**WHAT THE TASK REQUIRES:**
All of the data must be printed exactly; please include every line.

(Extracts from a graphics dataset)
[Begin]

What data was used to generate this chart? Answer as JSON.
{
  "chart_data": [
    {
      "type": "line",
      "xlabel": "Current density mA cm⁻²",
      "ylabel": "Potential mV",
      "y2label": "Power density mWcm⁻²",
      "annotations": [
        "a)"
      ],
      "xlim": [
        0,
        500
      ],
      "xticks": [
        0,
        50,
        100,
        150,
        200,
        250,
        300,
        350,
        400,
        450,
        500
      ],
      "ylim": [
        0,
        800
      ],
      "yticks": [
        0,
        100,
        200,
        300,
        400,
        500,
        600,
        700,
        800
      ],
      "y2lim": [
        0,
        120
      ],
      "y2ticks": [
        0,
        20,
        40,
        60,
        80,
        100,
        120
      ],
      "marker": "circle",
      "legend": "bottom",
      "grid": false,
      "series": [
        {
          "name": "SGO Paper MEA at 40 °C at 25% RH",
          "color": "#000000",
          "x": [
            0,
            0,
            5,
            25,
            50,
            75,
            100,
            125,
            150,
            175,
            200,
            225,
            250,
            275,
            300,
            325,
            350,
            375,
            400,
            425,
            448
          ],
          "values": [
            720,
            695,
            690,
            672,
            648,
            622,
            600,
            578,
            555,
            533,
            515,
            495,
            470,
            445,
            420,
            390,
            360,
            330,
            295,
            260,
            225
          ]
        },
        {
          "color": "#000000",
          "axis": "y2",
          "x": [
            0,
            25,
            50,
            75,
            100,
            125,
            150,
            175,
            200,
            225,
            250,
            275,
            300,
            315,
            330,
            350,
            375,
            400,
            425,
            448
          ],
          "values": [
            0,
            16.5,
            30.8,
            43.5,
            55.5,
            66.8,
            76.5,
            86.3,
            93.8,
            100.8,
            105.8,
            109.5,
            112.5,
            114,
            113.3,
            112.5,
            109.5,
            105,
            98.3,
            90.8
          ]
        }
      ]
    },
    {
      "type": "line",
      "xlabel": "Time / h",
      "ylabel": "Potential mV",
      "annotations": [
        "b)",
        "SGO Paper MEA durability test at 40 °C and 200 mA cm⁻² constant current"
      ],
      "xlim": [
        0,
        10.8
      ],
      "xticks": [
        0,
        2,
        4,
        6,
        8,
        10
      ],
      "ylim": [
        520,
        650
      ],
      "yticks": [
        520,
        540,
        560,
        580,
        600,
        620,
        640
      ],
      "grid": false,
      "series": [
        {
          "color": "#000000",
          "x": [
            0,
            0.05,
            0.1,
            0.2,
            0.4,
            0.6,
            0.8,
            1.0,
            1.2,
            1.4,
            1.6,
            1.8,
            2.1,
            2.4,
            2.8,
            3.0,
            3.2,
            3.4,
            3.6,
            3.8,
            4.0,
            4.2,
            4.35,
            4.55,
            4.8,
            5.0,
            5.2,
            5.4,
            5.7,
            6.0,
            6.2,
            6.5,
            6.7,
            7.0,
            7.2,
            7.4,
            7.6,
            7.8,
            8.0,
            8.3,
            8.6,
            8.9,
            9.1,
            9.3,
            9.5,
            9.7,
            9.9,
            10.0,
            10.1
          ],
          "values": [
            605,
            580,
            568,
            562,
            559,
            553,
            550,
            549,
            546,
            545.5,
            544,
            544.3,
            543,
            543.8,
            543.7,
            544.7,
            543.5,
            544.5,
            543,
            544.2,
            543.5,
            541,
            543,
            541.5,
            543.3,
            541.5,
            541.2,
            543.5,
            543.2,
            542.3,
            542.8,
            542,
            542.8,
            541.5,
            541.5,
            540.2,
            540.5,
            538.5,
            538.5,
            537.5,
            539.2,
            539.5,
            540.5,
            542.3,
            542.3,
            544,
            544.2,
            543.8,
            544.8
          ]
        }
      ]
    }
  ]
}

[End]

**RESPONSE TO THIS EXERCISE:**
What data was used to generate this chart? Answer as JSON.
{
  "chart_data": [
    {
      "type": "line",
      "xlabel": "Current density mA cm⁻²",
      "ylabel": "Potential mV",
      "y2label": "Power density mWcm⁻²",
      "annotations": [
        "a)"
      ],
      "xlim": [
        0,
        500
      ],
      "xticks": [
        0,
        50,
        100,
        150,
        200,
        250,
        300,
        350,
        400,
        450,
        500
      ],
      "ylim": [
        0,
        800
      ],
      "yticks": [
        0,
        100,
        200,
        300,
        400,
        500,
        600,
        700,
        800
      ],
      "y2lim": [
        0,
        120
      ],
      "y2ticks": [
        0,
        20,
        40,
        60,
        80,
        100,
        120
      ],
      "marker": "circle",
      "legend": "bottom",
      "grid": false,
      "series": [
        {
          "name": "SGO Paper MEA at 40 °C at 25% RH",
          "color": "#000000",
          "x": [
            0,
            0,
            5,
            25,
            50,
            75,
            100,
            125,
            150,
            175,
            200,
            225,
            250,
            275,
            300,
            325,
            350,
            375,
            400,
            425,
            448
          ],
          "values": [
            720,
            695,
            690,
            672,
            648,
            622,
            600,
            578,
            555,
            533,
            515,
            495,
            470,
            445,
            420,
            390,
            360,
            330,
            295,
            260,
            225
          ]
        },
        {
          "color": "#000000",
          "axis": "y2",
          "x": [
            0,
            25,
            50,
            75,
            100,
            125,
            150,
            175,
            200,
            225,
            250,
            275,
            300,
            315,
            330,
            350,
            375,
            400,
            425,
            448
          ],
          "values": [
            0,
            16.5,
            30.8,
            43.5,
            55.5,
            66.8,
            76.5,
            86.3,
            93.8,
            100.8,
            105.8,
            109.5,
            112.5,
            114,
            113.3,
            112.5,
            109.5,
            105,
            98.3,
            90.8
          ]
        }
      ]
    },
    {
      "type": "line",
      "xlabel": "Time / h",
      "ylabel": "Potential mV",
      "annotations": [
        "b)",
        "SGO Paper MEA durability test at 40 °C and 200 mA cm⁻² constant current"
      ],
      "xlim": [
        0,
        10.8
      ],
      "xticks": [
        0,
        2,
        4,
        6,
        8,
        10
      ],
      "ylim": [
        520,
        650
      ],
      "yticks": [
        520,
        540,
        560,
        580,
        600,
        620,
        640
      ],
      "grid": false,
      "series": [
        {
          "color": "#000000",
          "x": [
            0,
            0.05,
            0.1,
            0.2,
            0.4,
            0.6,
            0.8,
            1.0,
            1.2,
            1.4,
            1.6,
            1.8,
            2.1,
            2.4,
            2.8,
            3.0,
            3.2,
            3.4,
            3.6,
            3.8,
            4.0,
            4.2,
            4.35,
            4.55,
            4.8,
            5.0,
            5.2,
            5.4,
            5.7,
            6.0,
            6.2,
            6.5,
            6.7,
            7.0,
            7.2,
            7.4,
            7.6,
            7.8,
            8.0,
            8.3,
            8.6,
            8.9,
            9.1,
            9.3,
            9.5,
            9.7,
            9.9,
            10.0,
            10.1
          ],
          "values": [
            605,
            580,
            568,
            562,
            559,
            553,
            550,
            549,
            546,
            545.5,
            544,
            544.3,
            543,
            543.8,
            543.7,
            544.7,
            543.5,
            544.5,
            543,
            544.2,
            543.5,
            541,
            543,
            541.5,
            543.3,
            541.5,
            541.2,
            543.5,
            543.2,
            542.3,
            542.8,
            542,
            542.8,
            541.5,
            541.5,
            540.2,
            540.5,
            538.5,
            538.5,
            537.5,
            539.2,
            539.5,
            540.5,
            542.3,
            542.3,
            544,
            544.2,
            543.8,
            544.8
          ]
        }
      ]
    }
  ]
}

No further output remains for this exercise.